[SHORT EXERCISE]:
In the entries below, find the lines that contain the word "contiene" and copy them.

[DATA RECORDS]:
========================================================================

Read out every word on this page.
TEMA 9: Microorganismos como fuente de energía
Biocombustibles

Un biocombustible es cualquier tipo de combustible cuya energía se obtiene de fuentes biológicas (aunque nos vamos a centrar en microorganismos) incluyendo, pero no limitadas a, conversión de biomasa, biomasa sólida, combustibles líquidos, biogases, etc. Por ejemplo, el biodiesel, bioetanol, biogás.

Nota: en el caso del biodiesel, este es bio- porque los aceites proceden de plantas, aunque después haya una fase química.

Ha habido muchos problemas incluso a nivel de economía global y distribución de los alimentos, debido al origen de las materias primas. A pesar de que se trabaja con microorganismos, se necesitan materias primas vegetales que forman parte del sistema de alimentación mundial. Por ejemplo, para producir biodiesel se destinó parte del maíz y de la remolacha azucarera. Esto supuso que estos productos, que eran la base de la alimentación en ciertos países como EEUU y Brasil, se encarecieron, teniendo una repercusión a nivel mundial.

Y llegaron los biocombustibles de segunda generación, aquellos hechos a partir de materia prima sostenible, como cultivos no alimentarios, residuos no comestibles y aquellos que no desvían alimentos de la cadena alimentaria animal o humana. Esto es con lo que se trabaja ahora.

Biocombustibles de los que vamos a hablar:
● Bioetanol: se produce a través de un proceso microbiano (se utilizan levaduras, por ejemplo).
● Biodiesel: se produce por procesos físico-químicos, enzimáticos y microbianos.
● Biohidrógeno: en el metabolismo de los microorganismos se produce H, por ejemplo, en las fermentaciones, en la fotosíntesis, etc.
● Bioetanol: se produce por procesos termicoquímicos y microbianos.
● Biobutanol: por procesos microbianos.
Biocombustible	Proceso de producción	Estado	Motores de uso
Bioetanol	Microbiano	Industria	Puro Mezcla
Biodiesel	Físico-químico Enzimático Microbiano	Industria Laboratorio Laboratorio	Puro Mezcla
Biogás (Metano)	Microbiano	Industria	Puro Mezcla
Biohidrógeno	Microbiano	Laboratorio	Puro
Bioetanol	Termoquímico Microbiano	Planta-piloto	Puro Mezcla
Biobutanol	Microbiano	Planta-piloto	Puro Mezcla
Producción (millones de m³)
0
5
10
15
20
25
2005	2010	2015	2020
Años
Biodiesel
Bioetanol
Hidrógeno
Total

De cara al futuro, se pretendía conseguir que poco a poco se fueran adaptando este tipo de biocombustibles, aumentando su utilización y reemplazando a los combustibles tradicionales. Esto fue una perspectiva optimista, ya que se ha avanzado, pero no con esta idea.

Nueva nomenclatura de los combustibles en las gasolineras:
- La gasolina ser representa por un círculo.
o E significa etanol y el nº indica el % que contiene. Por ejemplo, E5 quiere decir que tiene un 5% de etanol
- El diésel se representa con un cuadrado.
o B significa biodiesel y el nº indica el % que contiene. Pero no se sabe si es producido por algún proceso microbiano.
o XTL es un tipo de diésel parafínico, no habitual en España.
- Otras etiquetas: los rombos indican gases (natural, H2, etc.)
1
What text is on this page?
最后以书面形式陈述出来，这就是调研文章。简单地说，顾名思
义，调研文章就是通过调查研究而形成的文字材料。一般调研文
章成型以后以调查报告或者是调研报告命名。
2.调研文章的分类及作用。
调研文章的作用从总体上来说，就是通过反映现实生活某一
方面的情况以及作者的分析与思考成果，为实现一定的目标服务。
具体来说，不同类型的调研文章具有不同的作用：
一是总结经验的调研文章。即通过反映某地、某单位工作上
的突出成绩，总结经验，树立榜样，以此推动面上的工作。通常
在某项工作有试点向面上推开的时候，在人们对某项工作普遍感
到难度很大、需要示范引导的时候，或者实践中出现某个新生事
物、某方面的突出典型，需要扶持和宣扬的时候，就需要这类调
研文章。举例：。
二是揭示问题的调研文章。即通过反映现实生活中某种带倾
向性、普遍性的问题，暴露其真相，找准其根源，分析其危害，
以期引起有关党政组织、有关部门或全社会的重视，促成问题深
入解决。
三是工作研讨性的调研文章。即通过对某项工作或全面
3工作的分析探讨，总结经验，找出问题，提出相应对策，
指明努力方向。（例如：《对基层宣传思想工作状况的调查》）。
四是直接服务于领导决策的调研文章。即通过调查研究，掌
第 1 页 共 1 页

========================================================================

[WRITTEN SOLUTION]:
o E significa etanol y el nº indica el % que contiene. Por ejemplo, E5 quiere decir que tiene un 5% de etanol
o B significa biodiesel y el nº indica el % que contiene. Pero no se sabe si es producido por algún proceso microbiano.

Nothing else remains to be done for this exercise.